A single number is the answer here: how many lines of the entries contain "this"?

++++ Task input

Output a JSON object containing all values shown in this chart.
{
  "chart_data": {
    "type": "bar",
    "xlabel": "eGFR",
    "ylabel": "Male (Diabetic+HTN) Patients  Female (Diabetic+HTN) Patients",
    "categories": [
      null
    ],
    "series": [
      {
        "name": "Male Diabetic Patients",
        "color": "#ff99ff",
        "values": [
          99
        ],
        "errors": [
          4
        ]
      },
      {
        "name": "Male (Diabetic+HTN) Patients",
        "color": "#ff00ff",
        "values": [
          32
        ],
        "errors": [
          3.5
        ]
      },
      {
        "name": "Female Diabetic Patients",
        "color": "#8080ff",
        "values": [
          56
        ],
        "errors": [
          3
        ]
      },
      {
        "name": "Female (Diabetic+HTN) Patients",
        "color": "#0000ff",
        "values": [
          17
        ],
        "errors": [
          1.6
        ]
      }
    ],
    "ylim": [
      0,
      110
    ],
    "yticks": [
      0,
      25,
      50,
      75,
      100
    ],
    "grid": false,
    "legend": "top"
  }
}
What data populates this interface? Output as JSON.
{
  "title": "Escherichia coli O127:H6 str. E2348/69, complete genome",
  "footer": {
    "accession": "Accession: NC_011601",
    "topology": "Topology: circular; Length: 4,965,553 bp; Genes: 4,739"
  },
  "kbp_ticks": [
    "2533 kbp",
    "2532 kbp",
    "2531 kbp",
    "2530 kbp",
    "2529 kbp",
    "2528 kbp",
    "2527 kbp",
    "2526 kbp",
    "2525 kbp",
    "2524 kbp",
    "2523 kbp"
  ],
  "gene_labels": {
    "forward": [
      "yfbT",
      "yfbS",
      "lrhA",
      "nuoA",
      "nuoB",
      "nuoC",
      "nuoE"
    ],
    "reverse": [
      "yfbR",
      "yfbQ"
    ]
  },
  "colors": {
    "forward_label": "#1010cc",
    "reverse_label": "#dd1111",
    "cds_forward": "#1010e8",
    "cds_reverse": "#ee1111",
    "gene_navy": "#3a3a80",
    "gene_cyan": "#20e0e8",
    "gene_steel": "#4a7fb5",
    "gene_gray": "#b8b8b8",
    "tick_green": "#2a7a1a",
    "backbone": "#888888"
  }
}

++++++++

# Answer area
2